### [To be done]
Check every line below for the word "JSON" and show those that hold it.
START
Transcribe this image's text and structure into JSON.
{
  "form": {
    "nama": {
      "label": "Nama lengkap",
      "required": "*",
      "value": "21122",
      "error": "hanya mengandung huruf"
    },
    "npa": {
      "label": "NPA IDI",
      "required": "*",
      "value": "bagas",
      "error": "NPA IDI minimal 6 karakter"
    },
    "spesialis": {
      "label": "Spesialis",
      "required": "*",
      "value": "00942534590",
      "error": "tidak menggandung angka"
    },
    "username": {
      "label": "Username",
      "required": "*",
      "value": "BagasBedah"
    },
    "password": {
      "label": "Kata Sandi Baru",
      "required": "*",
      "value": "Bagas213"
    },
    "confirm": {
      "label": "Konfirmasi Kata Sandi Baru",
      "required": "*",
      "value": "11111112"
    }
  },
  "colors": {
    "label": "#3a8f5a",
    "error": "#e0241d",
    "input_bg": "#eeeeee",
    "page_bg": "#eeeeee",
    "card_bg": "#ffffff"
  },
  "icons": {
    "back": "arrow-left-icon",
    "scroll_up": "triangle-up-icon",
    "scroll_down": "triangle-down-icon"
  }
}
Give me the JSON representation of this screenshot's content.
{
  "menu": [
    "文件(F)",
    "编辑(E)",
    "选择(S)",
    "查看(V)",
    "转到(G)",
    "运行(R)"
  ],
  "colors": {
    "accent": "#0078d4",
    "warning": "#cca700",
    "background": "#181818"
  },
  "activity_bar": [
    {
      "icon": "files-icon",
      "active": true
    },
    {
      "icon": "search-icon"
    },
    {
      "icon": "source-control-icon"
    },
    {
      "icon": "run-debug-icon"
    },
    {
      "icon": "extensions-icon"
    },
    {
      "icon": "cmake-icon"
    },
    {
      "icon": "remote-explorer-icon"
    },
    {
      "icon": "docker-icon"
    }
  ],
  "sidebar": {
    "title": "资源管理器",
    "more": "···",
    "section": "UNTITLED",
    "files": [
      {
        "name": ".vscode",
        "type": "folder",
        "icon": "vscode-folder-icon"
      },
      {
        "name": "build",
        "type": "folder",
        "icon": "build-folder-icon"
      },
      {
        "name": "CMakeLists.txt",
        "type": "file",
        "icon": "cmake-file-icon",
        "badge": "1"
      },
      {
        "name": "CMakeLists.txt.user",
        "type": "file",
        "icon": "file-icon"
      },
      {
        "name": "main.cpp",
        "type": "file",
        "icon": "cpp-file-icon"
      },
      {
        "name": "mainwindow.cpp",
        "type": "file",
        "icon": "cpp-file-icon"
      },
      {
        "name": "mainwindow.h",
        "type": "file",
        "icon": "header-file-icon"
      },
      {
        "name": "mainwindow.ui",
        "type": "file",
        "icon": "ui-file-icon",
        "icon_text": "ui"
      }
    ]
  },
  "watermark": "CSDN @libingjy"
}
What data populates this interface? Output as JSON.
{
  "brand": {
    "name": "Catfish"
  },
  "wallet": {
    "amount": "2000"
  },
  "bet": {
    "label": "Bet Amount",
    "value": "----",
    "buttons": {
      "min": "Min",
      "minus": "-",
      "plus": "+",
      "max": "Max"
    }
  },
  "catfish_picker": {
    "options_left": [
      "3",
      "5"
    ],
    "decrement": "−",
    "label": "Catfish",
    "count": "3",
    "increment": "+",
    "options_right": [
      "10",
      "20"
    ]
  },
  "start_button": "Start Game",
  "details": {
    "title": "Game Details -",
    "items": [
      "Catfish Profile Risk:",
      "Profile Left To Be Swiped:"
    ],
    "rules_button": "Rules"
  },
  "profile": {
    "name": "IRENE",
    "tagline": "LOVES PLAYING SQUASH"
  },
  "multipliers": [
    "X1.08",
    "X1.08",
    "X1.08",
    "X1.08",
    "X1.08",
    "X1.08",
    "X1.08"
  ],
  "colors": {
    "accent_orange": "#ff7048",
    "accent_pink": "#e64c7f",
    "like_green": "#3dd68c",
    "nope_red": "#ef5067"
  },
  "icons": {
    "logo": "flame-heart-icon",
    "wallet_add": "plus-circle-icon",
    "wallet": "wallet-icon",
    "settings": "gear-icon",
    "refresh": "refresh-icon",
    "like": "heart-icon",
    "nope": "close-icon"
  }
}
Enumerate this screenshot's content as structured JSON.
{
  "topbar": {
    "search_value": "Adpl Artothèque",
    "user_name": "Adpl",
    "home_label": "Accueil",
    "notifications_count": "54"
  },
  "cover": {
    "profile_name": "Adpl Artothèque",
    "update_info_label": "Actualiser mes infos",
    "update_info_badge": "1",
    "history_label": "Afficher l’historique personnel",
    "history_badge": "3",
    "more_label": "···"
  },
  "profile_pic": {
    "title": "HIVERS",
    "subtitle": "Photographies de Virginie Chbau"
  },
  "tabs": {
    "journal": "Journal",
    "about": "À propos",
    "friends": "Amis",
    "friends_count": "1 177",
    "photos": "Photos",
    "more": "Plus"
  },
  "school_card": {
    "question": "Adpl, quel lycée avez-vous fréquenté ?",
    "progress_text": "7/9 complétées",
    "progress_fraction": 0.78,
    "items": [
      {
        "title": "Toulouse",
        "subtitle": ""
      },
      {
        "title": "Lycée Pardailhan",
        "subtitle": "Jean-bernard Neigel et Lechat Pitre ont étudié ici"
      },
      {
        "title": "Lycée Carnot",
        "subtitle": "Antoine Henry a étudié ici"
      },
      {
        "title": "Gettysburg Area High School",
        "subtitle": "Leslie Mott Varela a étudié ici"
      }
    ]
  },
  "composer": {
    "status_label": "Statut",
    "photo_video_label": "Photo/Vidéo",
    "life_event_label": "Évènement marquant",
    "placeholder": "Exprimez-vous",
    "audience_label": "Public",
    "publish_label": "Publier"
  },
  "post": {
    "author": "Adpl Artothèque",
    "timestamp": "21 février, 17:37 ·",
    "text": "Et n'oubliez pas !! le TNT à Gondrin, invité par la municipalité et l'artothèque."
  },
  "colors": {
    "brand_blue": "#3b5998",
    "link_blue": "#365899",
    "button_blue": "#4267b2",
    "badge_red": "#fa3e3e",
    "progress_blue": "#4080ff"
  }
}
END
### [Full response]
Transcribe this image's text and structure into JSON.
Give me the JSON representation of this screenshot's content.
What data populates this interface? Output as JSON.
Enumerate this screenshot's content as structured JSON.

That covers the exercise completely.